* STORED RECORDS:
------------------------

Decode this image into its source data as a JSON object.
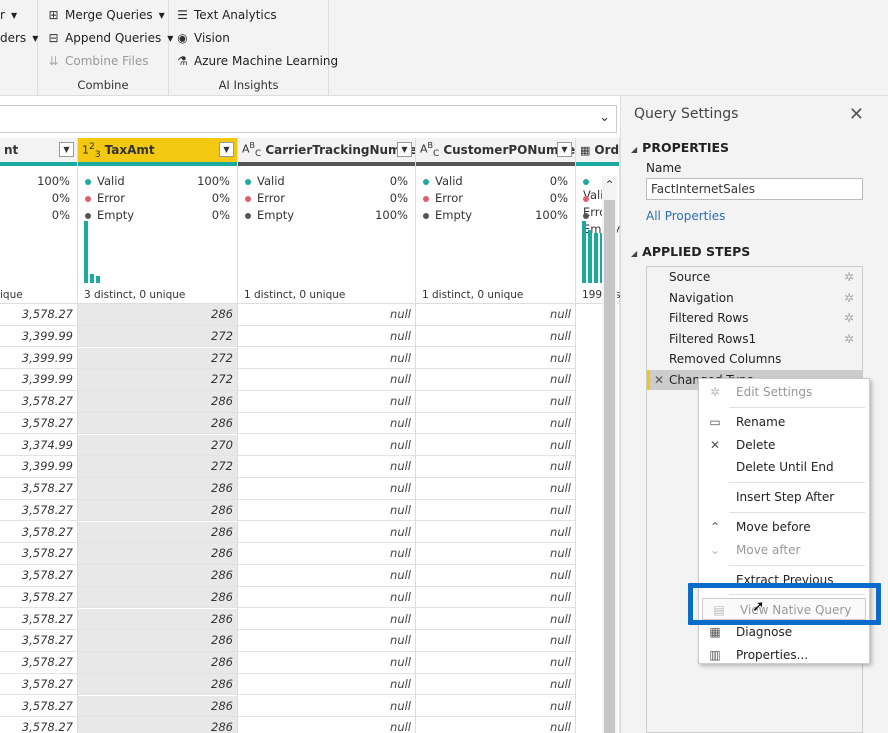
{
  "ribbon": {
    "partial_items": [
      {
        "label": "r",
        "caret": true
      },
      {
        "label": "ders",
        "caret": true
      }
    ],
    "combine": {
      "label": "Combine",
      "items": [
        {
          "label": "Merge Queries",
          "icon": "merge-queries-icon",
          "caret": true,
          "disabled": false
        },
        {
          "label": "Append Queries",
          "icon": "append-queries-icon",
          "caret": true,
          "disabled": false
        },
        {
          "label": "Combine Files",
          "icon": "combine-files-icon",
          "caret": false,
          "disabled": true
        }
      ]
    },
    "ai_insights": {
      "label": "AI Insights",
      "items": [
        {
          "label": "Text Analytics",
          "icon": "text-analytics-icon"
        },
        {
          "label": "Vision",
          "icon": "eye-icon"
        },
        {
          "label": "Azure Machine Learning",
          "icon": "flask-icon"
        }
      ]
    }
  },
  "formula_bar": {
    "value": "",
    "expand_icon": "chevron-down-icon"
  },
  "grid": {
    "columns": [
      {
        "name": "nt",
        "type_icon": "",
        "selected": false,
        "valid": "100%",
        "error": "0%",
        "empty": "0%",
        "distinct": "ique",
        "quality": "teal"
      },
      {
        "name": "TaxAmt",
        "type_icon": "1²₃",
        "selected": true,
        "valid": "100%",
        "error": "0%",
        "empty": "0%",
        "distinct": "3 distinct, 0 unique",
        "quality": "teal",
        "histogram": [
          1.0,
          0.15,
          0.12
        ]
      },
      {
        "name": "CarrierTrackingNumber",
        "type_icon": "AᴮC",
        "selected": false,
        "valid": "0%",
        "error": "0%",
        "empty": "100%",
        "distinct": "1 distinct, 0 unique",
        "quality": "dark"
      },
      {
        "name": "CustomerPONumber",
        "type_icon": "AᴮC",
        "selected": false,
        "valid": "0%",
        "error": "0%",
        "empty": "100%",
        "distinct": "1 distinct, 0 unique",
        "quality": "dark"
      },
      {
        "name": "Ord",
        "type_icon": "datetime",
        "selected": false,
        "valid": "",
        "error": "",
        "empty": "",
        "distinct": "199 dis",
        "quality": "teal",
        "histogram": [
          1.0,
          0.85,
          0.8,
          0.8,
          0.8
        ]
      }
    ],
    "labels": {
      "valid": "Valid",
      "error": "Error",
      "empty": "Empty"
    },
    "colors": {
      "valid": "#1aaa9f",
      "error": "#e15f6a",
      "empty": "#555555",
      "selected_header": "#f2c811"
    },
    "rows": [
      [
        "3,578.27",
        "286",
        "null",
        "null"
      ],
      [
        "3,399.99",
        "272",
        "null",
        "null"
      ],
      [
        "3,399.99",
        "272",
        "null",
        "null"
      ],
      [
        "3,399.99",
        "272",
        "null",
        "null"
      ],
      [
        "3,578.27",
        "286",
        "null",
        "null"
      ],
      [
        "3,578.27",
        "286",
        "null",
        "null"
      ],
      [
        "3,374.99",
        "270",
        "null",
        "null"
      ],
      [
        "3,399.99",
        "272",
        "null",
        "null"
      ],
      [
        "3,578.27",
        "286",
        "null",
        "null"
      ],
      [
        "3,578.27",
        "286",
        "null",
        "null"
      ],
      [
        "3,578.27",
        "286",
        "null",
        "null"
      ],
      [
        "3,578.27",
        "286",
        "null",
        "null"
      ],
      [
        "3,578.27",
        "286",
        "null",
        "null"
      ],
      [
        "3,578.27",
        "286",
        "null",
        "null"
      ],
      [
        "3,578.27",
        "286",
        "null",
        "null"
      ],
      [
        "3,578.27",
        "286",
        "null",
        "null"
      ],
      [
        "3,578.27",
        "286",
        "null",
        "null"
      ],
      [
        "3,578.27",
        "286",
        "null",
        "null"
      ],
      [
        "3,578.27",
        "286",
        "null",
        "null"
      ],
      [
        "3,578.27",
        "286",
        "null",
        "null"
      ]
    ]
  },
  "query_settings": {
    "title": "Query Settings",
    "properties_label": "PROPERTIES",
    "name_label": "Name",
    "name_value": "FactInternetSales",
    "all_properties": "All Properties",
    "applied_steps_label": "APPLIED STEPS",
    "steps": [
      {
        "label": "Source",
        "gear": true
      },
      {
        "label": "Navigation",
        "gear": true
      },
      {
        "label": "Filtered Rows",
        "gear": true
      },
      {
        "label": "Filtered Rows1",
        "gear": true
      },
      {
        "label": "Removed Columns",
        "gear": false
      },
      {
        "label": "Changed Type",
        "gear": false,
        "active": true
      }
    ]
  },
  "context_menu": {
    "items": [
      {
        "label": "Edit Settings",
        "icon": "gear-icon",
        "disabled": true
      },
      {
        "sep": true
      },
      {
        "label": "Rename",
        "icon": "rename-icon",
        "disabled": false
      },
      {
        "label": "Delete",
        "icon": "delete-icon",
        "disabled": false
      },
      {
        "label": "Delete Until End",
        "icon": "",
        "disabled": false
      },
      {
        "sep": true
      },
      {
        "label": "Insert Step After",
        "icon": "",
        "disabled": false
      },
      {
        "sep": true
      },
      {
        "label": "Move before",
        "icon": "chevron-up-icon",
        "disabled": false
      },
      {
        "label": "Move after",
        "icon": "chevron-down-icon",
        "disabled": true
      },
      {
        "sep": true
      },
      {
        "label": "Extract Previous",
        "icon": "",
        "disabled": false
      },
      {
        "sep": true
      },
      {
        "label": "View Native Query",
        "icon": "native-query-icon",
        "disabled": true,
        "hover": true
      },
      {
        "label": "Diagnose",
        "icon": "diagnose-icon",
        "disabled": false
      },
      {
        "label": "Properties...",
        "icon": "properties-icon",
        "disabled": false
      }
    ],
    "highlight_color": "#0b6bcb"
  }
}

------------------------

* TASK DIRECTIONS: Exclude the pictures, and transcribe all of the material exactly.

* RESPONSE FOR THIS EXERCISE:
Decode this image into its source data as a JSON object.
{
  "ribbon": {
    "partial_items": [
      {
        "label": "r",
        "caret": true
      },
      {
        "label": "ders",
        "caret": true
      }
    ],
    "combine": {
      "label": "Combine",
      "items": [
        {
          "label": "Merge Queries",
          "icon": "merge-queries-icon",
          "caret": true,
          "disabled": false
        },
        {
          "label": "Append Queries",
          "icon": "append-queries-icon",
          "caret": true,
          "disabled": false
        },
        {
          "label": "Combine Files",
          "icon": "combine-files-icon",
          "caret": false,
          "disabled": true
        }
      ]
    },
    "ai_insights": {
      "label": "AI Insights",
      "items": [
        {
          "label": "Text Analytics",
          "icon": "text-analytics-icon"
        },
        {
          "label": "Vision",
          "icon": "eye-icon"
        },
        {
          "label": "Azure Machine Learning",
          "icon": "flask-icon"
        }
      ]
    }
  },
  "formula_bar": {
    "value": "",
    "expand_icon": "chevron-down-icon"
  },
  "grid": {
    "columns": [
      {
        "name": "nt",
        "type_icon": "",
        "selected": false,
        "valid": "100%",
        "error": "0%",
        "empty": "0%",
        "distinct": "ique",
        "quality": "teal"
      },
      {
        "name": "TaxAmt",
        "type_icon": "1²₃",
        "selected": true,
        "valid": "100%",
        "error": "0%",
        "empty": "0%",
        "distinct": "3 distinct, 0 unique",
        "quality": "teal",
        "histogram": [
          1.0,
          0.15,
          0.12
        ]
      },
      {
        "name": "CarrierTrackingNumber",
        "type_icon": "AᴮC",
        "selected": false,
        "valid": "0%",
        "error": "0%",
        "empty": "100%",
        "distinct": "1 distinct, 0 unique",
        "quality": "dark"
      },
      {
        "name": "CustomerPONumber",
        "type_icon": "AᴮC",
        "selected": false,
        "valid": "0%",
        "error": "0%",
        "empty": "100%",
        "distinct": "1 distinct, 0 unique",
        "quality": "dark"
      },
      {
        "name": "Ord",
        "type_icon": "datetime",
        "selected": false,
        "valid": "",
        "error": "",
        "empty": "",
        "distinct": "199 dis",
        "quality": "teal",
        "histogram": [
          1.0,
          0.85,
          0.8,
          0.8,
          0.8
        ]
      }
    ],
    "labels": {
      "valid": "Valid",
      "error": "Error",
      "empty": "Empty"
    },
    "colors": {
      "valid": "#1aaa9f",
      "error": "#e15f6a",
      "empty": "#555555",
      "selected_header": "#f2c811"
    },
    "rows": [
      [
        "3,578.27",
        "286",
        "null",
        "null"
      ],
      [
        "3,399.99",
        "272",
        "null",
        "null"
      ],
      [
        "3,399.99",
        "272",
        "null",
        "null"
      ],
      [
        "3,399.99",
        "272",
        "null",
        "null"
      ],
      [
        "3,578.27",
        "286",
        "null",
        "null"
      ],
      [
        "3,578.27",
        "286",
        "null",
        "null"
      ],
      [
        "3,374.99",
        "270",
        "null",
        "null"
      ],
      [
        "3,399.99",
        "272",
        "null",
        "null"
      ],
      [
        "3,578.27",
        "286",
        "null",
        "null"
      ],
      [
        "3,578.27",
        "286",
        "null",
        "null"
      ],
      [
        "3,578.27",
        "286",
        "null",
        "null"
      ],
      [
        "3,578.27",
        "286",
        "null",
        "null"
      ],
      [
        "3,578.27",
        "286",
        "null",
        "null"
      ],
      [
        "3,578.27",
        "286",
        "null",
        "null"
      ],
      [
        "3,578.27",
        "286",
        "null",
        "null"
      ],
      [
        "3,578.27",
        "286",
        "null",
        "null"
      ],
      [
        "3,578.27",
        "286",
        "null",
        "null"
      ],
      [
        "3,578.27",
        "286",
        "null",
        "null"
      ],
      [
        "3,578.27",
        "286",
        "null",
        "null"
      ],
      [
        "3,578.27",
        "286",
        "null",
        "null"
      ]
    ]
  },
  "query_settings": {
    "title": "Query Settings",
    "properties_label": "PROPERTIES",
    "name_label": "Name",
    "name_value": "FactInternetSales",
    "all_properties": "All Properties",
    "applied_steps_label": "APPLIED STEPS",
    "steps": [
      {
        "label": "Source",
        "gear": true
      },
      {
        "label": "Navigation",
        "gear": true
      },
      {
        "label": "Filtered Rows",
        "gear": true
      },
      {
        "label": "Filtered Rows1",
        "gear": true
      },
      {
        "label": "Removed Columns",
        "gear": false
      },
      {
        "label": "Changed Type",
        "gear": false,
        "active": true
      }
    ]
  },
  "context_menu": {
    "items": [
      {
        "label": "Edit Settings",
        "icon": "gear-icon",
        "disabled": true
      },
      {
        "sep": true
      },
      {
        "label": "Rename",
        "icon": "rename-icon",
        "disabled": false
      },
      {
        "label": "Delete",
        "icon": "delete-icon",
        "disabled": false
      },
      {
        "label": "Delete Until End",
        "icon": "",
        "disabled": false
      },
      {
        "sep": true
      },
      {
        "label": "Insert Step After",
        "icon": "",
        "disabled": false
      },
      {
        "sep": true
      },
      {
        "label": "Move before",
        "icon": "chevron-up-icon",
        "disabled": false
      },
      {
        "label": "Move after",
        "icon": "chevron-down-icon",
        "disabled": true
      },
      {
        "sep": true
      },
      {
        "label": "Extract Previous",
        "icon": "",
        "disabled": false
      },
      {
        "sep": true
      },
      {
        "label": "View Native Query",
        "icon": "native-query-icon",
        "disabled": true,
        "hover": true
      },
      {
        "label": "Diagnose",
        "icon": "diagnose-icon",
        "disabled": false
      },
      {
        "label": "Properties...",
        "icon": "properties-icon",
        "disabled": false
      }
    ],
    "highlight_color": "#0b6bcb"
  }
}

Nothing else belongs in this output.